**Problem**: Reprint every line of the data, keeping each character intact.

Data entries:
= = = =
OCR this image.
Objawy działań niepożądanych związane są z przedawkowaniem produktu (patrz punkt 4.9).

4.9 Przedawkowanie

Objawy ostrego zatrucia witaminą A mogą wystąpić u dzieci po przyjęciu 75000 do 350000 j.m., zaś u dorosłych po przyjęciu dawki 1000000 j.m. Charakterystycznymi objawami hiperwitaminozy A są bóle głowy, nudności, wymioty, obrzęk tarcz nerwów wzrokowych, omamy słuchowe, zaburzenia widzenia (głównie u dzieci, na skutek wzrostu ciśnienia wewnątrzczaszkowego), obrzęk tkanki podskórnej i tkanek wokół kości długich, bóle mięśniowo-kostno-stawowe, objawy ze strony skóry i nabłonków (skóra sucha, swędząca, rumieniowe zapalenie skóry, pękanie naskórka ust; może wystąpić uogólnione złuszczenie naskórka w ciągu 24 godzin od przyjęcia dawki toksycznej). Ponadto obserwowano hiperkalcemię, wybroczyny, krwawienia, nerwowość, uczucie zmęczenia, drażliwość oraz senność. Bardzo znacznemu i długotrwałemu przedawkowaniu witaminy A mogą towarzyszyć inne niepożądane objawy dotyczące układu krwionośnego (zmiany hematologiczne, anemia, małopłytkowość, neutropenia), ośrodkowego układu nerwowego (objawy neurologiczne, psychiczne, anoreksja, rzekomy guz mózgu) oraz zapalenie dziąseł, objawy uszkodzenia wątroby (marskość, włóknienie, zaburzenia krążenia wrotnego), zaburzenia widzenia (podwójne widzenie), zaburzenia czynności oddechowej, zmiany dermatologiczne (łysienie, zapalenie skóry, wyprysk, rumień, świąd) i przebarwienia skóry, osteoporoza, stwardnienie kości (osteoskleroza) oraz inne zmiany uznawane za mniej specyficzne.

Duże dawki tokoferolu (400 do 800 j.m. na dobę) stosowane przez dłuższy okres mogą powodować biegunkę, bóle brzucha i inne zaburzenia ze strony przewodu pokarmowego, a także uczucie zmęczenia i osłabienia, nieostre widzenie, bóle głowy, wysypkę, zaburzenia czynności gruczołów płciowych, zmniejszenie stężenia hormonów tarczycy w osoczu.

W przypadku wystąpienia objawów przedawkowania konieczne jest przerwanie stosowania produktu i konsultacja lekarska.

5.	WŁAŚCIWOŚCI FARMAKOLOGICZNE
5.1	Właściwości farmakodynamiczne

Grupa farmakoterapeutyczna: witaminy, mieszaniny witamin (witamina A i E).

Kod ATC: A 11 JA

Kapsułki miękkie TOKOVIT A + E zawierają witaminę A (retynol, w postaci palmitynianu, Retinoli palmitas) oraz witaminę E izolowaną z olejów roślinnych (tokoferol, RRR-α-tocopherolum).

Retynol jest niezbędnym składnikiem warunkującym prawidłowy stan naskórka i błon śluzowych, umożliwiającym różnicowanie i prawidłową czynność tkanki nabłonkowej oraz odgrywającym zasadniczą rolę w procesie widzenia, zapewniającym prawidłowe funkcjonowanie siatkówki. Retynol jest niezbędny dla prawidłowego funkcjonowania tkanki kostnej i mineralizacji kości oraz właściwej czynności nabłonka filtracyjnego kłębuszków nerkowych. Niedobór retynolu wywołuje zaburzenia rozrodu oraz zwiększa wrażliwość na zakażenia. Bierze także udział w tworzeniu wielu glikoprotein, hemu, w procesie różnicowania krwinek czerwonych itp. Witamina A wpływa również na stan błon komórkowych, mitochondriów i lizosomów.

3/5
= = = =
**Response for this exercise**:
OCR this image.
Objawy działań niepożądanych związane są z przedawkowaniem produktu (patrz punkt 4.9).

4.9 Przedawkowanie

Objawy ostrego zatrucia witaminą A mogą wystąpić u dzieci po przyjęciu 75000 do 350000 j.m., zaś u dorosłych po przyjęciu dawki 1000000 j.m. Charakterystycznymi objawami hiperwitaminozy A są bóle głowy, nudności, wymioty, obrzęk tarcz nerwów wzrokowych, omamy słuchowe, zaburzenia widzenia (głównie u dzieci, na skutek wzrostu ciśnienia wewnątrzczaszkowego), obrzęk tkanki podskórnej i tkanek wokół kości długich, bóle mięśniowo-kostno-stawowe, objawy ze strony skóry i nabłonków (skóra sucha, swędząca, rumieniowe zapalenie skóry, pękanie naskórka ust; może wystąpić uogólnione złuszczenie naskórka w ciągu 24 godzin od przyjęcia dawki toksycznej). Ponadto obserwowano hiperkalcemię, wybroczyny, krwawienia, nerwowość, uczucie zmęczenia, drażliwość oraz senność. Bardzo znacznemu i długotrwałemu przedawkowaniu witaminy A mogą towarzyszyć inne niepożądane objawy dotyczące układu krwionośnego (zmiany hematologiczne, anemia, małopłytkowość, neutropenia), ośrodkowego układu nerwowego (objawy neurologiczne, psychiczne, anoreksja, rzekomy guz mózgu) oraz zapalenie dziąseł, objawy uszkodzenia wątroby (marskość, włóknienie, zaburzenia krążenia wrotnego), zaburzenia widzenia (podwójne widzenie), zaburzenia czynności oddechowej, zmiany dermatologiczne (łysienie, zapalenie skóry, wyprysk, rumień, świąd) i przebarwienia skóry, osteoporoza, stwardnienie kości (osteoskleroza) oraz inne zmiany uznawane za mniej specyficzne.

Duże dawki tokoferolu (400 do 800 j.m. na dobę) stosowane przez dłuższy okres mogą powodować biegunkę, bóle brzucha i inne zaburzenia ze strony przewodu pokarmowego, a także uczucie zmęczenia i osłabienia, nieostre widzenie, bóle głowy, wysypkę, zaburzenia czynności gruczołów płciowych, zmniejszenie stężenia hormonów tarczycy w osoczu.

W przypadku wystąpienia objawów przedawkowania konieczne jest przerwanie stosowania produktu i konsultacja lekarska.

5.	WŁAŚCIWOŚCI FARMAKOLOGICZNE
5.1	Właściwości farmakodynamiczne

Grupa farmakoterapeutyczna: witaminy, mieszaniny witamin (witamina A i E).

Kod ATC: A 11 JA

Kapsułki miękkie TOKOVIT A + E zawierają witaminę A (retynol, w postaci palmitynianu, Retinoli palmitas) oraz witaminę E izolowaną z olejów roślinnych (tokoferol, RRR-α-tocopherolum).

Retynol jest niezbędnym składnikiem warunkującym prawidłowy stan naskórka i błon śluzowych, umożliwiającym różnicowanie i prawidłową czynność tkanki nabłonkowej oraz odgrywającym zasadniczą rolę w procesie widzenia, zapewniającym prawidłowe funkcjonowanie siatkówki. Retynol jest niezbędny dla prawidłowego funkcjonowania tkanki kostnej i mineralizacji kości oraz właściwej czynności nabłonka filtracyjnego kłębuszków nerkowych. Niedobór retynolu wywołuje zaburzenia rozrodu oraz zwiększa wrażliwość na zakażenia. Bierze także udział w tworzeniu wielu glikoprotein, hemu, w procesie różnicowania krwinek czerwonych itp. Witamina A wpływa również na stan błon komórkowych, mitochondriów i lizosomów.

3/5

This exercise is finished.